-- GIVEN RECORDS --
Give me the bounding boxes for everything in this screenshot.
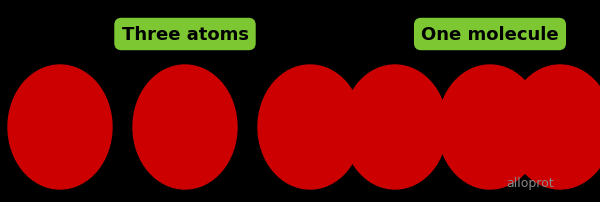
Text: One molecule: One molecule xyxy=(421,26,559,44)
Ellipse shape xyxy=(438,66,542,189)
Ellipse shape xyxy=(508,66,600,189)
Ellipse shape xyxy=(258,66,362,189)
Ellipse shape xyxy=(8,66,112,189)
Text: Three atoms: Three atoms xyxy=(121,26,248,44)
Ellipse shape xyxy=(343,66,447,189)
Text: alloprot: alloprot xyxy=(506,176,554,188)
Ellipse shape xyxy=(133,66,237,189)
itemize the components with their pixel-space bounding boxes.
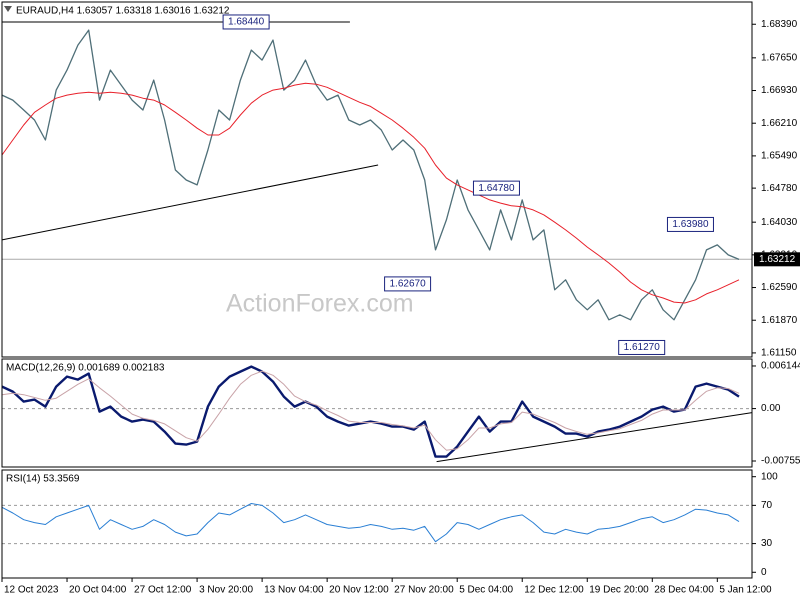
x-tick-label: 12 Oct 2023 — [4, 585, 59, 596]
watermark: ActionForex.com — [226, 290, 414, 318]
annotation-label: 1.63980 — [672, 219, 709, 230]
y-tick-label: 30 — [761, 538, 773, 549]
x-tick-label: 5 Dec 04:00 — [459, 585, 513, 596]
y-tick-label: -0.007555 — [761, 456, 800, 467]
panel-frame — [1, 1, 753, 358]
annotation-label: 1.64780 — [478, 183, 515, 194]
panel-title: RSI(14) 53.3569 — [6, 474, 80, 485]
current-price-box — [754, 252, 800, 267]
annotation-box — [666, 216, 714, 232]
annotation-label: 1.62670 — [390, 279, 427, 290]
y-tick-label: 70 — [761, 500, 773, 511]
y-tick-label: 1.66210 — [761, 118, 798, 129]
series-line — [1, 365, 740, 458]
annotation-box — [618, 339, 666, 355]
y-tick-label: 100 — [761, 471, 778, 482]
panel-frame — [1, 358, 753, 468]
x-tick-label: 27 Oct 12:00 — [134, 585, 192, 596]
x-tick-label: 12 Dec 12:00 — [524, 585, 584, 596]
x-tick-label: 28 Dec 04:00 — [654, 585, 714, 596]
x-tick-label: 5 Jan 12:00 — [719, 585, 772, 596]
trendline — [1, 164, 379, 241]
series-line — [1, 370, 740, 451]
trendline — [436, 412, 753, 463]
series-line — [1, 503, 740, 543]
current-price-label: 1.63212 — [759, 254, 796, 265]
y-tick-label: 0 — [761, 567, 767, 578]
x-tick-label: 20 Nov 12:00 — [329, 585, 389, 596]
y-tick-label: 1.68390 — [761, 19, 798, 30]
panel-title: MACD(12,26,9) 0.001689 0.002183 — [6, 363, 165, 374]
annotation-box — [472, 180, 520, 196]
y-tick-label: 1.64030 — [761, 217, 798, 228]
panel-frame — [1, 469, 753, 579]
x-tick-label: 13 Nov 04:00 — [264, 585, 324, 596]
annotation-label: 1.61270 — [624, 342, 661, 353]
y-tick-label: 1.66930 — [761, 85, 798, 96]
x-tick-label: 20 Oct 04:00 — [69, 585, 127, 596]
x-tick-label: 19 Dec 20:00 — [589, 585, 649, 596]
x-tick-label: 3 Nov 20:00 — [199, 585, 253, 596]
series-line — [1, 29, 740, 321]
panel-title: EURAUD,H4 1.63057 1.63318 1.63016 1.6321… — [16, 6, 230, 17]
series-line — [1, 82, 740, 304]
y-tick-label: 0.00 — [761, 403, 781, 414]
menu-icon — [4, 6, 12, 12]
y-tick-label: 1.65490 — [761, 151, 798, 162]
y-tick-label: 1.62590 — [761, 282, 798, 293]
annotation-box — [384, 276, 432, 292]
y-tick-label: 1.67650 — [761, 52, 798, 63]
y-tick-label: 1.61150 — [761, 348, 797, 359]
y-tick-label: 1.64780 — [761, 183, 798, 194]
annotation-box — [222, 14, 270, 30]
y-tick-label: 1.61870 — [761, 315, 798, 326]
x-tick-label: 27 Nov 20:00 — [394, 585, 454, 596]
annotation-label: 1.68440 — [228, 17, 265, 28]
y-tick-label: 0.006144 — [761, 361, 800, 372]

-- DESCRIPTION OF THE TASK --
Can you repeat the entries from the line with "x-tick-label: 12 Oct 2023 — [4, 585, 59, 596]" to the line with "y-tick-label: -0.007555 —", substituting "brand-mark" for "watermark" and leaving everything else as it is?

-- EXERCISE ANSWER --
x-tick-label: 12 Oct 2023 — [4, 585, 59, 596]
brand-mark: ActionForex.com — [226, 290, 414, 318]
annotation-label: 1.63980 — [672, 219, 709, 230]
y-tick-label: 30 — [761, 538, 773, 549]
x-tick-label: 5 Dec 04:00 — [459, 585, 513, 596]
y-tick-label: -0.007555 — [761, 456, 800, 467]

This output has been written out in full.